# WRITTEN REQUEST:
Every record below is to be retyped exactly.
● ● ● ● ● ● ●
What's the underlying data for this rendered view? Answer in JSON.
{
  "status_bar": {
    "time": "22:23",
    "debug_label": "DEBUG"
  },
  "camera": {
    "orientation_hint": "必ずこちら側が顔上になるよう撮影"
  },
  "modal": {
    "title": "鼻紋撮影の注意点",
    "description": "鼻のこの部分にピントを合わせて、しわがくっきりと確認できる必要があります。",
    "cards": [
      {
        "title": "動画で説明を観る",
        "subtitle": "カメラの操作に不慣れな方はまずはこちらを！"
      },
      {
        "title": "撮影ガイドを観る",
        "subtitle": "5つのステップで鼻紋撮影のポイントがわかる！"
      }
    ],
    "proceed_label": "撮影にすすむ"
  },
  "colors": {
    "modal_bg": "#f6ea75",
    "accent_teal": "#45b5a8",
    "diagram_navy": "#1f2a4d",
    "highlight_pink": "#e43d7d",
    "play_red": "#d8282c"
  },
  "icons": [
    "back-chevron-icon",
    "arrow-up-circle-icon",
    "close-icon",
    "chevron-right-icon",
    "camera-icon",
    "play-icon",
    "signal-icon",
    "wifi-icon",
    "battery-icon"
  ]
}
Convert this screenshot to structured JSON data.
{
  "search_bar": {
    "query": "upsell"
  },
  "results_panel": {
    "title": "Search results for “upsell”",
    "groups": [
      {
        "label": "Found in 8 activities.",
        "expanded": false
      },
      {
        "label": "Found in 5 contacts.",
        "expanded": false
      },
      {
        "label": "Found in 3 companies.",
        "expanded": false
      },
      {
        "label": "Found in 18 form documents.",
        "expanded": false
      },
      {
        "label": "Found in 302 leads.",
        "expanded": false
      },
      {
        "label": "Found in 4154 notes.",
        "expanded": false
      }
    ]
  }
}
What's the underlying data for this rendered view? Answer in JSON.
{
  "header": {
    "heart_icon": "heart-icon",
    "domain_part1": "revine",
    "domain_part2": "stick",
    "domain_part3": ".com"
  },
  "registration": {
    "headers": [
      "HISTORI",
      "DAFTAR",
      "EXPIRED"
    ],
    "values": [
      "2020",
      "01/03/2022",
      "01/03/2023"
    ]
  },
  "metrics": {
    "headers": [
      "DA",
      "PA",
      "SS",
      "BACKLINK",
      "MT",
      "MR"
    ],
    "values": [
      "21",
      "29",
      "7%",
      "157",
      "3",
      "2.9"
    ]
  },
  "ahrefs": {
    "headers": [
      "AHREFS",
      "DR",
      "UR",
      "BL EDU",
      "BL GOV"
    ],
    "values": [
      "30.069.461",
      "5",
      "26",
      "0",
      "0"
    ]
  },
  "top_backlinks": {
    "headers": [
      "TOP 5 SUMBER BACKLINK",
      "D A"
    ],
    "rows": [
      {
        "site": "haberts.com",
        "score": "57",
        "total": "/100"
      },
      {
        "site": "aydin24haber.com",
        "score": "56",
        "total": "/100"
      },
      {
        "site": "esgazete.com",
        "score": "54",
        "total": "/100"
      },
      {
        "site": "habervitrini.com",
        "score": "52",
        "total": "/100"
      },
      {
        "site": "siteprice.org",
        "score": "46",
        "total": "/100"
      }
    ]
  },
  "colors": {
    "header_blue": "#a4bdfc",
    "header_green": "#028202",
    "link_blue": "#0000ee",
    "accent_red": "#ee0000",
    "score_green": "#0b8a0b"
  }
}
● ● ● ● ● ● ●
# REPLY TO THE TASK:
What's the underlying data for this rendered view? Answer in JSON.
{
  "status_bar": {
    "time": "22:23",
    "debug_label": "DEBUG"
  },
  "camera": {
    "orientation_hint": "必ずこちら側が顔上になるよう撮影"
  },
  "modal": {
    "title": "鼻紋撮影の注意点",
    "description": "鼻のこの部分にピントを合わせて、しわがくっきりと確認できる必要があります。",
    "cards": [
      {
        "title": "動画で説明を観る",
        "subtitle": "カメラの操作に不慣れな方はまずはこちらを！"
      },
      {
        "title": "撮影ガイドを観る",
        "subtitle": "5つのステップで鼻紋撮影のポイントがわかる！"
      }
    ],
    "proceed_label": "撮影にすすむ"
  },
  "colors": {
    "modal_bg": "#f6ea75",
    "accent_teal": "#45b5a8",
    "diagram_navy": "#1f2a4d",
    "highlight_pink": "#e43d7d",
    "play_red": "#d8282c"
  },
  "icons": [
    "back-chevron-icon",
    "arrow-up-circle-icon",
    "close-icon",
    "chevron-right-icon",
    "camera-icon",
    "play-icon",
    "signal-icon",
    "wifi-icon",
    "battery-icon"
  ]
}
Convert this screenshot to structured JSON data.
{
  "search_bar": {
    "query": "upsell"
  },
  "results_panel": {
    "title": "Search results for “upsell”",
    "groups": [
      {
        "label": "Found in 8 activities.",
        "expanded": false
      },
      {
        "label": "Found in 5 contacts.",
        "expanded": false
      },
      {
        "label": "Found in 3 companies.",
        "expanded": false
      },
      {
        "label": "Found in 18 form documents.",
        "expanded": false
      },
      {
        "label": "Found in 302 leads.",
        "expanded": false
      },
      {
        "label": "Found in 4154 notes.",
        "expanded": false
      }
    ]
  }
}
What's the underlying data for this rendered view? Answer in JSON.
{
  "header": {
    "heart_icon": "heart-icon",
    "domain_part1": "revine",
    "domain_part2": "stick",
    "domain_part3": ".com"
  },
  "registration": {
    "headers": [
      "HISTORI",
      "DAFTAR",
      "EXPIRED"
    ],
    "values": [
      "2020",
      "01/03/2022",
      "01/03/2023"
    ]
  },
  "metrics": {
    "headers": [
      "DA",
      "PA",
      "SS",
      "BACKLINK",
      "MT",
      "MR"
    ],
    "values": [
      "21",
      "29",
      "7%",
      "157",
      "3",
      "2.9"
    ]
  },
  "ahrefs": {
    "headers": [
      "AHREFS",
      "DR",
      "UR",
      "BL EDU",
      "BL GOV"
    ],
    "values": [
      "30.069.461",
      "5",
      "26",
      "0",
      "0"
    ]
  },
  "top_backlinks": {
    "headers": [
      "TOP 5 SUMBER BACKLINK",
      "D A"
    ],
    "rows": [
      {
        "site": "haberts.com",
        "score": "57",
        "total": "/100"
      },
      {
        "site": "aydin24haber.com",
        "score": "56",
        "total": "/100"
      },
      {
        "site": "esgazete.com",
        "score": "54",
        "total": "/100"
      },
      {
        "site": "habervitrini.com",
        "score": "52",
        "total": "/100"
      },
      {
        "site": "siteprice.org",
        "score": "46",
        "total": "/100"
      }
    ]
  },
  "colors": {
    "header_blue": "#a4bdfc",
    "header_green": "#028202",
    "link_blue": "#0000ee",
    "accent_red": "#ee0000",
    "score_green": "#0b8a0b"
  }
}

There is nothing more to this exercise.